LISTED ENTRIES:
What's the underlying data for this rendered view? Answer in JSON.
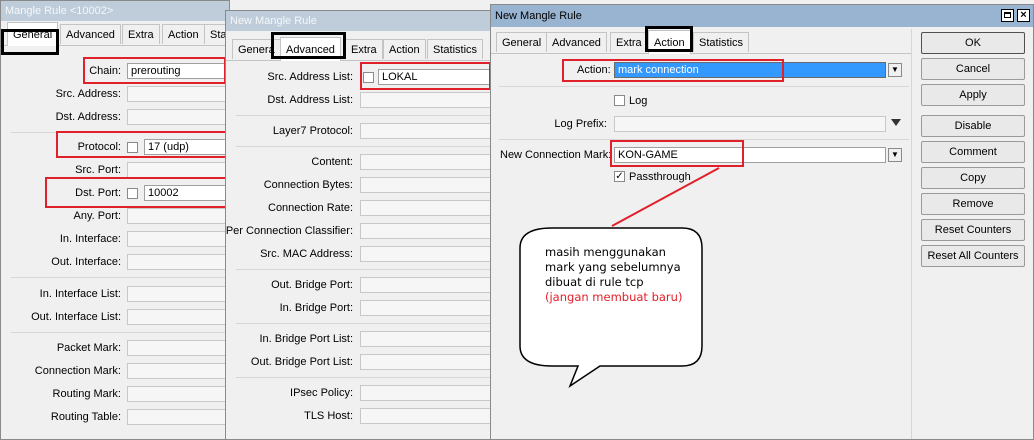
{
  "win1": {
    "title": "Mangle Rule <10002>",
    "tabs": [
      "General",
      "Advanced",
      "Extra",
      "Action",
      "Sta"
    ],
    "fields": {
      "chain_label": "Chain:",
      "chain_value": "prerouting",
      "src_address": "Src. Address:",
      "dst_address": "Dst. Address:",
      "protocol_label": "Protocol:",
      "protocol_value": "17 (udp)",
      "src_port": "Src. Port:",
      "dst_port_label": "Dst. Port:",
      "dst_port_value": "10002",
      "any_port": "Any. Port:",
      "in_interface": "In. Interface:",
      "out_interface": "Out. Interface:",
      "in_interface_list": "In. Interface List:",
      "out_interface_list": "Out. Interface List:",
      "packet_mark": "Packet Mark:",
      "connection_mark": "Connection Mark:",
      "routing_mark": "Routing Mark:",
      "routing_table": "Routing Table:"
    }
  },
  "win2": {
    "title": "New Mangle Rule",
    "tabs": [
      "Genera",
      "Advanced",
      "Extra",
      "Action",
      "Statistics"
    ],
    "fields": {
      "src_address_list_label": "Src. Address List:",
      "src_address_list_value": "LOKAL",
      "dst_address_list": "Dst. Address List:",
      "layer7": "Layer7 Protocol:",
      "content": "Content:",
      "connection_bytes": "Connection Bytes:",
      "connection_rate": "Connection Rate:",
      "per_connection_classifier": "Per Connection Classifier:",
      "src_mac": "Src. MAC Address:",
      "out_bridge_port": "Out. Bridge Port:",
      "in_bridge_port": "In. Bridge Port:",
      "in_bridge_port_list": "In. Bridge Port List:",
      "out_bridge_port_list": "Out. Bridge Port List:",
      "ipsec_policy": "IPsec Policy:",
      "tls_host": "TLS Host:"
    }
  },
  "win3": {
    "title": "New Mangle Rule",
    "tabs": [
      "General",
      "Advanced",
      "Extra",
      "Action",
      "Statistics"
    ],
    "action_label": "Action:",
    "action_value": "mark connection",
    "log_label": "Log",
    "log_prefix_label": "Log Prefix:",
    "new_conn_mark_label": "New Connection Mark:",
    "new_conn_mark_value": "KON-GAME",
    "passthrough_label": "Passthrough",
    "buttons": [
      "OK",
      "Cancel",
      "Apply",
      "Disable",
      "Comment",
      "Copy",
      "Remove",
      "Reset Counters",
      "Reset All Counters"
    ]
  },
  "callout": {
    "text_main": "masih menggunakan mark yang sebelumnya dibuat di rule tcp",
    "text_red": "(jangan membuat baru)"
  },
  "colors": {
    "highlight_red": "#e0202a",
    "selection_blue": "#3399ff",
    "callout_red_text": "#e0202a"
  }
}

DIRECTION: Omit every picture, then repeat the remaining data exactly as it appears above.

ANSWER BELOW:
What's the underlying data for this rendered view? Answer in JSON.
{
  "win1": {
    "title": "Mangle Rule <10002>",
    "tabs": [
      "General",
      "Advanced",
      "Extra",
      "Action",
      "Sta"
    ],
    "fields": {
      "chain_label": "Chain:",
      "chain_value": "prerouting",
      "src_address": "Src. Address:",
      "dst_address": "Dst. Address:",
      "protocol_label": "Protocol:",
      "protocol_value": "17 (udp)",
      "src_port": "Src. Port:",
      "dst_port_label": "Dst. Port:",
      "dst_port_value": "10002",
      "any_port": "Any. Port:",
      "in_interface": "In. Interface:",
      "out_interface": "Out. Interface:",
      "in_interface_list": "In. Interface List:",
      "out_interface_list": "Out. Interface List:",
      "packet_mark": "Packet Mark:",
      "connection_mark": "Connection Mark:",
      "routing_mark": "Routing Mark:",
      "routing_table": "Routing Table:"
    }
  },
  "win2": {
    "title": "New Mangle Rule",
    "tabs": [
      "Genera",
      "Advanced",
      "Extra",
      "Action",
      "Statistics"
    ],
    "fields": {
      "src_address_list_label": "Src. Address List:",
      "src_address_list_value": "LOKAL",
      "dst_address_list": "Dst. Address List:",
      "layer7": "Layer7 Protocol:",
      "content": "Content:",
      "connection_bytes": "Connection Bytes:",
      "connection_rate": "Connection Rate:",
      "per_connection_classifier": "Per Connection Classifier:",
      "src_mac": "Src. MAC Address:",
      "out_bridge_port": "Out. Bridge Port:",
      "in_bridge_port": "In. Bridge Port:",
      "in_bridge_port_list": "In. Bridge Port List:",
      "out_bridge_port_list": "Out. Bridge Port List:",
      "ipsec_policy": "IPsec Policy:",
      "tls_host": "TLS Host:"
    }
  },
  "win3": {
    "title": "New Mangle Rule",
    "tabs": [
      "General",
      "Advanced",
      "Extra",
      "Action",
      "Statistics"
    ],
    "action_label": "Action:",
    "action_value": "mark connection",
    "log_label": "Log",
    "log_prefix_label": "Log Prefix:",
    "new_conn_mark_label": "New Connection Mark:",
    "new_conn_mark_value": "KON-GAME",
    "passthrough_label": "Passthrough",
    "buttons": [
      "OK",
      "Cancel",
      "Apply",
      "Disable",
      "Comment",
      "Copy",
      "Remove",
      "Reset Counters",
      "Reset All Counters"
    ]
  },
  "callout": {
    "text_main": "masih menggunakan mark yang sebelumnya dibuat di rule tcp",
    "text_red": "(jangan membuat baru)"
  },
  "colors": {
    "highlight_red": "#e0202a",
    "selection_blue": "#3399ff",
    "callout_red_text": "#e0202a"
  }
}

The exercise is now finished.